-- Start --

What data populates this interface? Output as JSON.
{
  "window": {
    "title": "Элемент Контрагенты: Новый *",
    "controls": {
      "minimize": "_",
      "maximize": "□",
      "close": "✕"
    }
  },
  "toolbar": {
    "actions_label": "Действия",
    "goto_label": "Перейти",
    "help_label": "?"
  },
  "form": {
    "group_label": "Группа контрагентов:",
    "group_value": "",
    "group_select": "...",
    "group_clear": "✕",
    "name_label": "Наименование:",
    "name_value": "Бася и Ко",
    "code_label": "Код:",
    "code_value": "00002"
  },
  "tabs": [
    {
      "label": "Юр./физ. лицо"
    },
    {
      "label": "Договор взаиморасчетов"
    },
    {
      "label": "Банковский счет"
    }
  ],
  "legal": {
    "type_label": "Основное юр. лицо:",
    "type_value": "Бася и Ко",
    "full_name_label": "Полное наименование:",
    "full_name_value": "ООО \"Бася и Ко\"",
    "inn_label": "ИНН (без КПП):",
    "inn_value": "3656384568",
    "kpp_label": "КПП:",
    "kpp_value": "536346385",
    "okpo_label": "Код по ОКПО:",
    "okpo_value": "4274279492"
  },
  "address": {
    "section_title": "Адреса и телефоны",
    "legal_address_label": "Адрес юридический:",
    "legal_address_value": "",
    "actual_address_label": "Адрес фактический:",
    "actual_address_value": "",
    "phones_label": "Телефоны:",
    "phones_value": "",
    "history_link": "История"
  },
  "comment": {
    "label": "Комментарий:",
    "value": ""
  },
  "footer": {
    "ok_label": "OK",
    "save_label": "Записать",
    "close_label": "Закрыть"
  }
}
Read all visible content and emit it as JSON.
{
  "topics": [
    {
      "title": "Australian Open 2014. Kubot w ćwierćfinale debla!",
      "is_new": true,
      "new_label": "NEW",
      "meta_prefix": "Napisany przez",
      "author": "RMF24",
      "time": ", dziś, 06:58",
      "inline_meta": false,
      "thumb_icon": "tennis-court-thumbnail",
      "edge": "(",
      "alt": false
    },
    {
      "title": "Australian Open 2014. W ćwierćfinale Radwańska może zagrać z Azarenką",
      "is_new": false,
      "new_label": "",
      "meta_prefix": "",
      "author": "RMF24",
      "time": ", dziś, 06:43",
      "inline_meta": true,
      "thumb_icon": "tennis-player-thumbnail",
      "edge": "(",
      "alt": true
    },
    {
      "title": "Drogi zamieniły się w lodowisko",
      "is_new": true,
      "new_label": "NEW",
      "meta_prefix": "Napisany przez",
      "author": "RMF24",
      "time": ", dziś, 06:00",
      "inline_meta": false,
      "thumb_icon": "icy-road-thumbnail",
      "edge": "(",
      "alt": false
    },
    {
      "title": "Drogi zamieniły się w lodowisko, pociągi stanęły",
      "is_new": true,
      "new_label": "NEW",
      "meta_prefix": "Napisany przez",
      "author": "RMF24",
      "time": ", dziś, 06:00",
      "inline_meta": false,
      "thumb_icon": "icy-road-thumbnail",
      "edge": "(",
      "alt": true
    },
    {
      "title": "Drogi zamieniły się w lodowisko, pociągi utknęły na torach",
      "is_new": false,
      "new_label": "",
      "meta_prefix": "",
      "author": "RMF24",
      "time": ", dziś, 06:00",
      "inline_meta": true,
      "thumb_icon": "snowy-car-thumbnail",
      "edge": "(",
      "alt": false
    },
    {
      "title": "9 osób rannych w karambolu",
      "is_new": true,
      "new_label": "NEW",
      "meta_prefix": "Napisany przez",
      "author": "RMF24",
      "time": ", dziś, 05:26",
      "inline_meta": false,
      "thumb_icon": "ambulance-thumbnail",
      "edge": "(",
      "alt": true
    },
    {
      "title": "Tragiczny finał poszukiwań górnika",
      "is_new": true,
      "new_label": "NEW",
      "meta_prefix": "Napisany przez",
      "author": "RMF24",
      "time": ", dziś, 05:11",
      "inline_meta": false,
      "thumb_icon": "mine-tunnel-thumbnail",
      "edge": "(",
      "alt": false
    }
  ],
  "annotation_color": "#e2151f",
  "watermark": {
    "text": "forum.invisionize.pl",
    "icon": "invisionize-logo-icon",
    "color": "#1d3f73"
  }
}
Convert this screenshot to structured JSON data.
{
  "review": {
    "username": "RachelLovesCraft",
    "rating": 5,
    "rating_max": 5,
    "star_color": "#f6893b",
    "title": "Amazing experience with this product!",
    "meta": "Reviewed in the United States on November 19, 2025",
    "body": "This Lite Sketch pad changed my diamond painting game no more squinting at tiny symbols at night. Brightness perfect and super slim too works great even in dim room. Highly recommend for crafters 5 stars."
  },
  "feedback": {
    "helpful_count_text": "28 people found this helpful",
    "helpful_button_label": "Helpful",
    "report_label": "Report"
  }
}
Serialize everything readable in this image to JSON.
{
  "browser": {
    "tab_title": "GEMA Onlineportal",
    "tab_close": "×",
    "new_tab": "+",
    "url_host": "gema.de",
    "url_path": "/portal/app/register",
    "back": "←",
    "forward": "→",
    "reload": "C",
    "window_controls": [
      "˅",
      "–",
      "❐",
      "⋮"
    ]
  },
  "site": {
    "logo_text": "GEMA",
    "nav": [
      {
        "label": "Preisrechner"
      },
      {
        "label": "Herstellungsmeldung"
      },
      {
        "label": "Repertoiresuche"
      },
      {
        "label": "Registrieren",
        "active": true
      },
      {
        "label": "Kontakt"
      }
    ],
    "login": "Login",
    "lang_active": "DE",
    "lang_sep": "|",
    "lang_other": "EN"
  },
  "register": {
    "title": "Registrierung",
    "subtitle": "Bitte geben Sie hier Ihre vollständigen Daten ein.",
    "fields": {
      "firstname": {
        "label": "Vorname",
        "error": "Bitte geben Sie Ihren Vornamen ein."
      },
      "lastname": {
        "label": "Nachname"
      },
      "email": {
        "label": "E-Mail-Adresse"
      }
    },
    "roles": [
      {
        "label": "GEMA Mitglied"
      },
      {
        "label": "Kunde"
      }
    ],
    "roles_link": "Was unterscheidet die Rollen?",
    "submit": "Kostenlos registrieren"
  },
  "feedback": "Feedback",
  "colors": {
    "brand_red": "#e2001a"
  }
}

-- End --

* [Given instruction]: State the number of lines in the preceding entries that include the word "лицо". Provide nothing else.

* [Reply to the exercise]: 2